━━━━━ EXCERPTED RECORDS ━━━━━
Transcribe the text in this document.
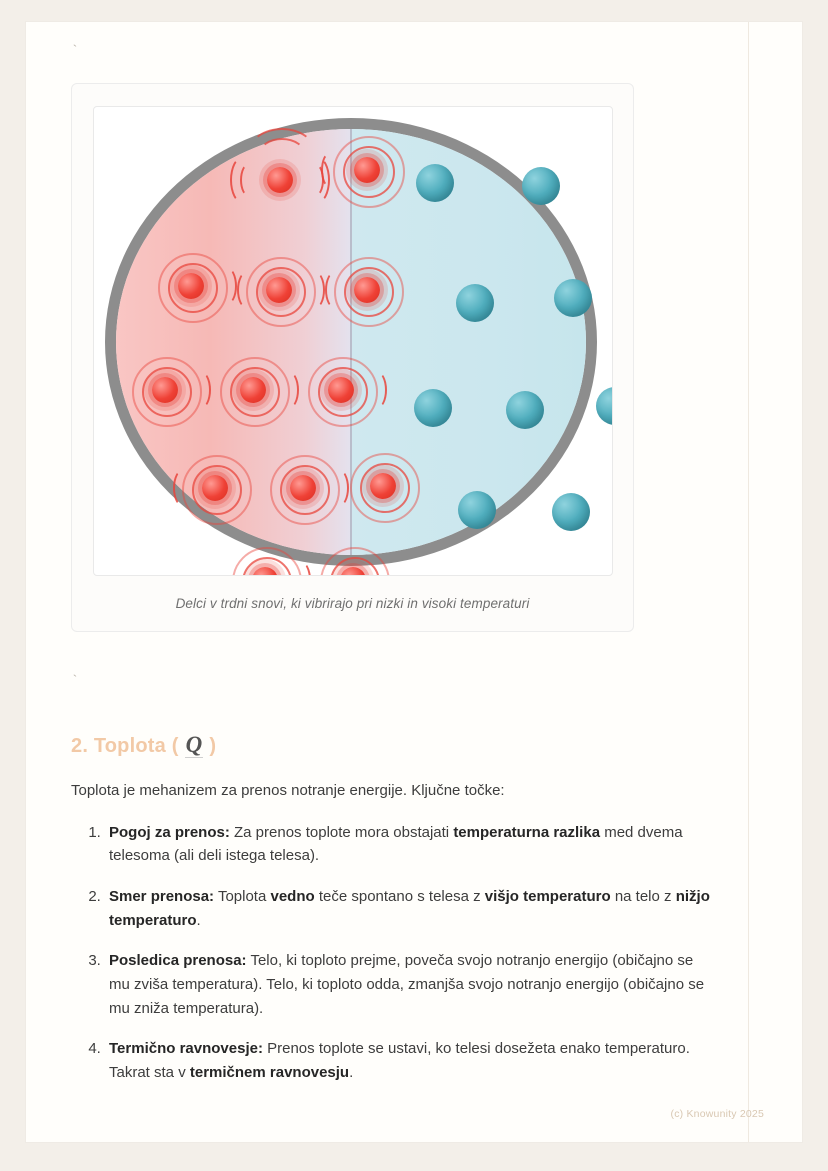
`
Delci v trdni snovi, ki vibrirajo pri nizki in visoki temperaturi
`
2. Toplota ( Q )

Toplota je mehanizem za prenos notranje energije. Ključne točke:

1. Pogoj za prenos: Za prenos toplote mora obstajati temperaturna razlika med dvema telesoma (ali deli istega telesa).
2. Smer prenosa: Toplota vedno teče spontano s telesa z višjo temperaturo na telo z nižjo temperaturo.
3. Posledica prenosa: Telo, ki toploto prejme, poveča svojo notranjo energijo (običajno se mu zviša temperatura). Telo, ki toploto odda, zmanjša svojo notranjo energijo (običajno se mu zniža temperatura).
4. Termično ravnovesje: Prenos toplote se ustavi, ko telesi dosežeta enako temperaturo. Takrat sta v termičnem ravnovesju.
(c) Knowunity 2025
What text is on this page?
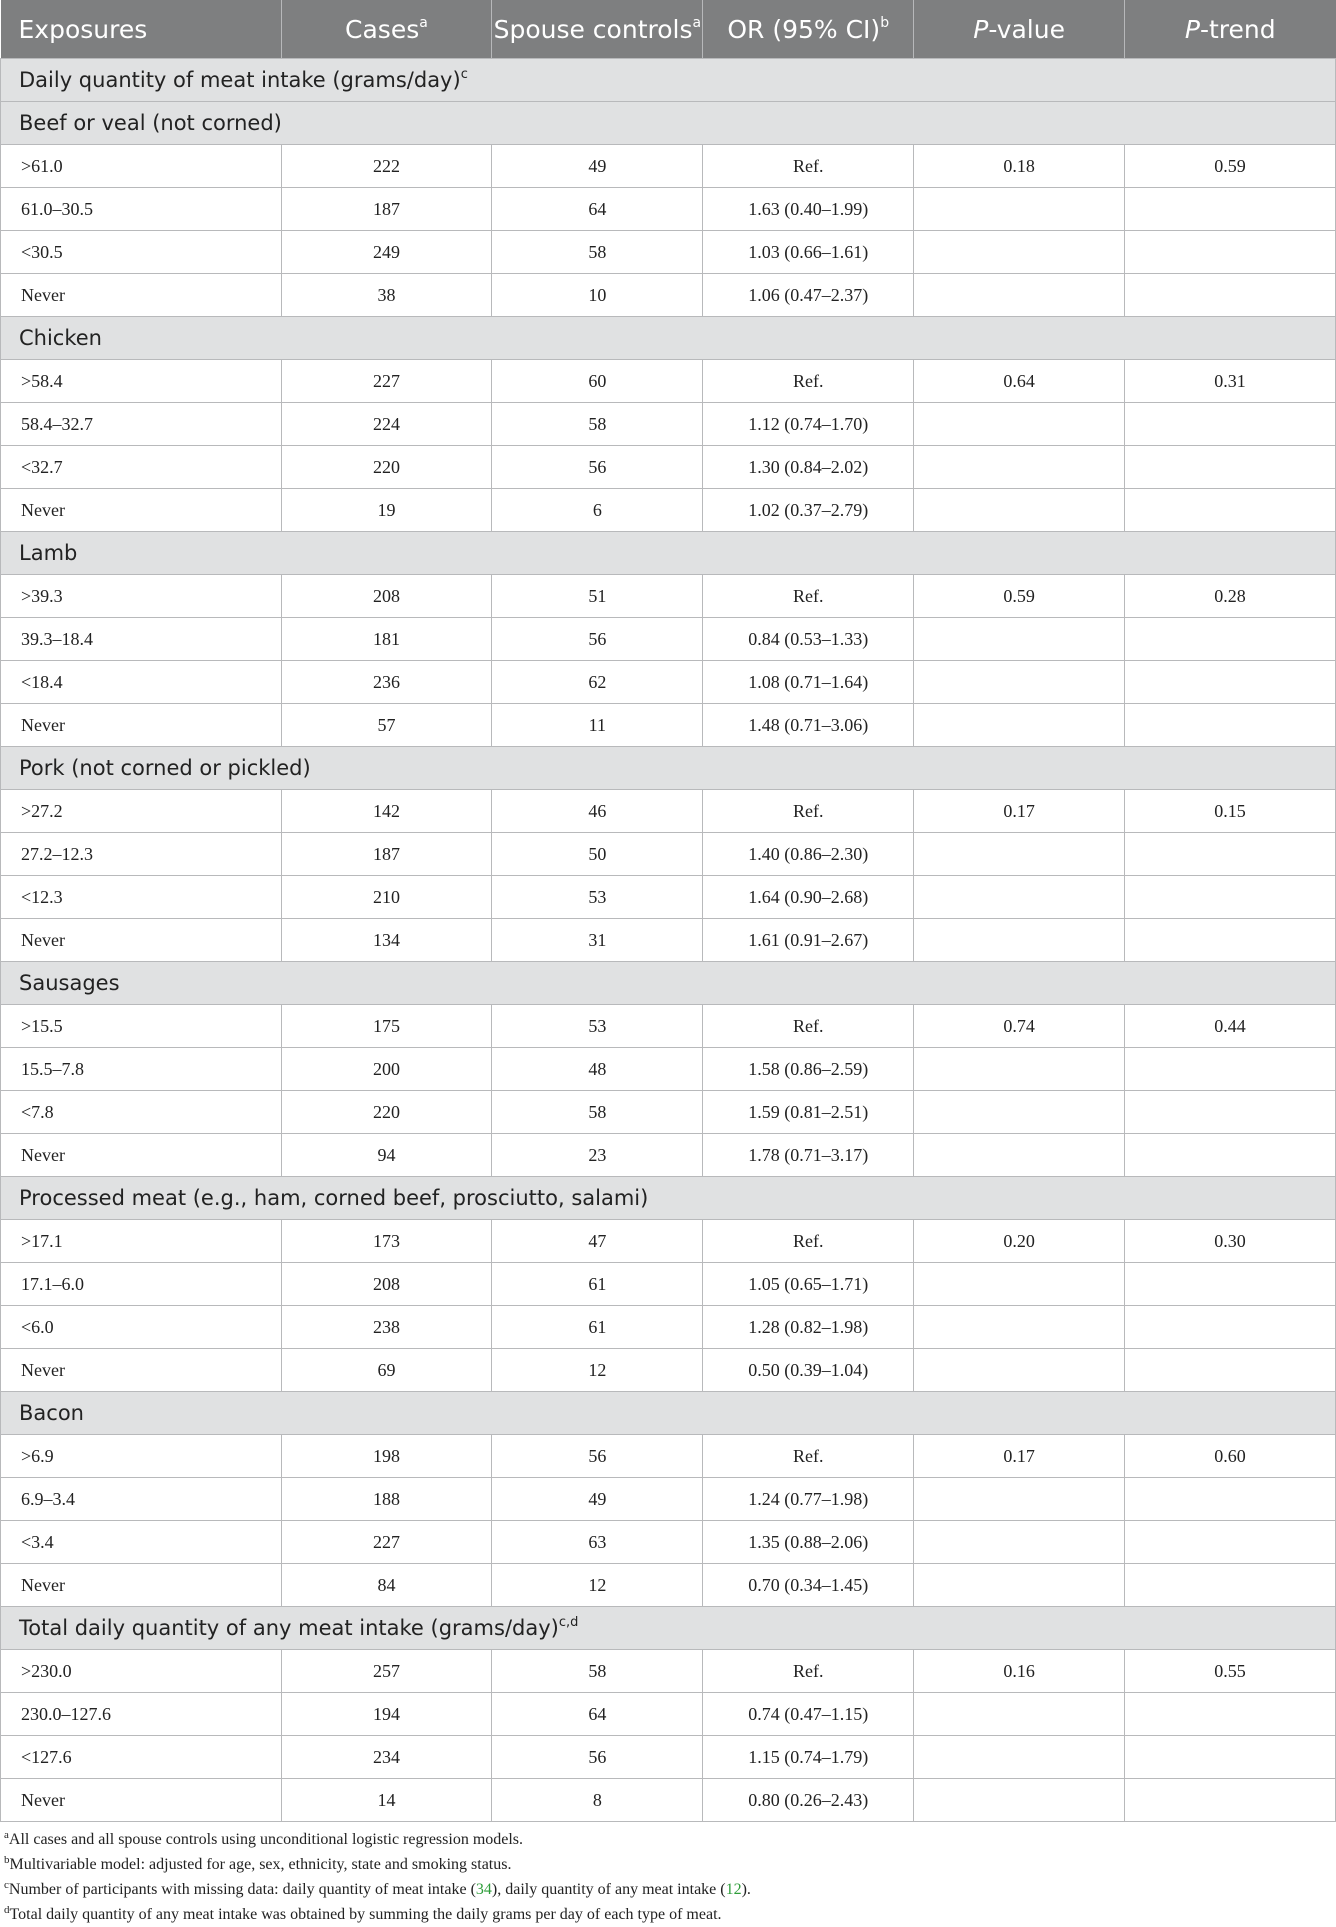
Exposures	Cases$^a$	Spouse controls$^a$	OR (95% CI)$^b$	P-value	P-trend
Daily quantity of meat intake (grams/day)$^c$
Beef or veal (not corned)					
>61.0	222	49	Ref.	0.18	0.59
61.0–30.5	187	64	1.63 (0.40–1.99)		
<30.5	249	58	1.03 (0.66–1.61)		
Never	38	10	1.06 (0.47–2.37)		
Chicken					
>58.4	227	60	Ref.	0.64	0.31
58.4–32.7	224	58	1.12 (0.74–1.70)		
<32.7	220	56	1.30 (0.84–2.02)		
Never	19	6	1.02 (0.37–2.79)		
Lamb					
>39.3	208	51	Ref.	0.59	0.28
39.3–18.4	181	56	0.84 (0.53–1.33)		
<18.4	236	62	1.08 (0.71–1.64)		
Never	57	11	1.48 (0.71–3.06)		
Pork (not corned or pickled)					
>27.2	142	46	Ref.	0.17	0.15
27.2–12.3	187	50	1.40 (0.86–2.30)		
<12.3	210	53	1.64 (0.90–2.68)		
Never	134	31	1.61 (0.91–2.67)		
Sausages					
>15.5	175	53	Ref.	0.74	0.44
15.5–7.8	200	48	1.58 (0.86–2.59)		
<7.8	220	58	1.59 (0.81–2.51)		
Never	94	23	1.78 (0.71–3.17)		
Processed meat (e.g., ham, corned beef, prosciutto, salami)					
>17.1	173	47	Ref.	0.20	0.30
17.1–6.0	208	61	1.05 (0.65–1.71)		
<6.0	238	61	1.28 (0.82–1.98)		
Never	69	12	0.50 (0.39–1.04)		
Bacon					
>6.9	198	56	Ref.	0.17	0.60
6.9–3.4	188	49	1.24 (0.77–1.98)		
<3.4	227	63	1.35 (0.88–2.06)		
Never	84	12	0.70 (0.34–1.45)		
Total daily quantity of any meat intake (grams/day)$^{c,d}$
>230.0	257	58	Ref.	0.16	0.55
230.0–127.6	194	64	0.74 (0.47–1.15)		
<127.6	234	56	1.15 (0.74–1.79)		
Never	14	8	0.80 (0.26–2.43)		
$^a$All cases and all spouse controls using unconditional logistic regression models.
$^b$Multivariable model: adjusted for age, sex, ethnicity, state and smoking status.
$^c$Number of participants with missing data: daily quantity of meat intake (34), daily quantity of any meat intake (12).
$^d$Total daily quantity of any meat intake was obtained by summing the daily grams per day of each type of meat.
━━━━━
→ GIVEN REQUEST:
Extract all the entries word for word; omit any pictures.

→ EXERCISE RESPONSE:
Transcribe the text in this document.
`
Delci v trdni snovi, ki vibrirajo pri nizki in visoki temperaturi
`
2. Toplota ( Q )

Toplota je mehanizem za prenos notranje energije. Ključne točke:

1. Pogoj za prenos: Za prenos toplote mora obstajati temperaturna razlika med dvema telesoma (ali deli istega telesa).
2. Smer prenosa: Toplota vedno teče spontano s telesa z višjo temperaturo na telo z nižjo temperaturo.
3. Posledica prenosa: Telo, ki toploto prejme, poveča svojo notranjo energijo (običajno se mu zviša temperatura). Telo, ki toploto odda, zmanjša svojo notranjo energijo (običajno se mu zniža temperatura).
4. Termično ravnovesje: Prenos toplote se ustavi, ko telesi dosežeta enako temperaturo. Takrat sta v termičnem ravnovesju.
(c) Knowunity 2025
What text is on this page?
Exposures	Cases$^a$	Spouse controls$^a$	OR (95% CI)$^b$	P-value	P-trend
Daily quantity of meat intake (grams/day)$^c$
Beef or veal (not corned)					
>61.0	222	49	Ref.	0.18	0.59
61.0–30.5	187	64	1.63 (0.40–1.99)		
<30.5	249	58	1.03 (0.66–1.61)		
Never	38	10	1.06 (0.47–2.37)		
Chicken					
>58.4	227	60	Ref.	0.64	0.31
58.4–32.7	224	58	1.12 (0.74–1.70)		
<32.7	220	56	1.30 (0.84–2.02)		
Never	19	6	1.02 (0.37–2.79)		
Lamb					
>39.3	208	51	Ref.	0.59	0.28
39.3–18.4	181	56	0.84 (0.53–1.33)		
<18.4	236	62	1.08 (0.71–1.64)		
Never	57	11	1.48 (0.71–3.06)		
Pork (not corned or pickled)					
>27.2	142	46	Ref.	0.17	0.15
27.2–12.3	187	50	1.40 (0.86–2.30)		
<12.3	210	53	1.64 (0.90–2.68)		
Never	134	31	1.61 (0.91–2.67)		
Sausages					
>15.5	175	53	Ref.	0.74	0.44
15.5–7.8	200	48	1.58 (0.86–2.59)		
<7.8	220	58	1.59 (0.81–2.51)		
Never	94	23	1.78 (0.71–3.17)		
Processed meat (e.g., ham, corned beef, prosciutto, salami)					
>17.1	173	47	Ref.	0.20	0.30
17.1–6.0	208	61	1.05 (0.65–1.71)		
<6.0	238	61	1.28 (0.82–1.98)		
Never	69	12	0.50 (0.39–1.04)		
Bacon					
>6.9	198	56	Ref.	0.17	0.60
6.9–3.4	188	49	1.24 (0.77–1.98)		
<3.4	227	63	1.35 (0.88–2.06)		
Never	84	12	0.70 (0.34–1.45)		
Total daily quantity of any meat intake (grams/day)$^{c,d}$
>230.0	257	58	Ref.	0.16	0.55
230.0–127.6	194	64	0.74 (0.47–1.15)		
<127.6	234	56	1.15 (0.74–1.79)		
Never	14	8	0.80 (0.26–2.43)		
$^a$All cases and all spouse controls using unconditional logistic regression models.
$^b$Multivariable model: adjusted for age, sex, ethnicity, state and smoking status.
$^c$Number of participants with missing data: daily quantity of meat intake (34), daily quantity of any meat intake (12).
$^d$Total daily quantity of any meat intake was obtained by summing the daily grams per day of each type of meat.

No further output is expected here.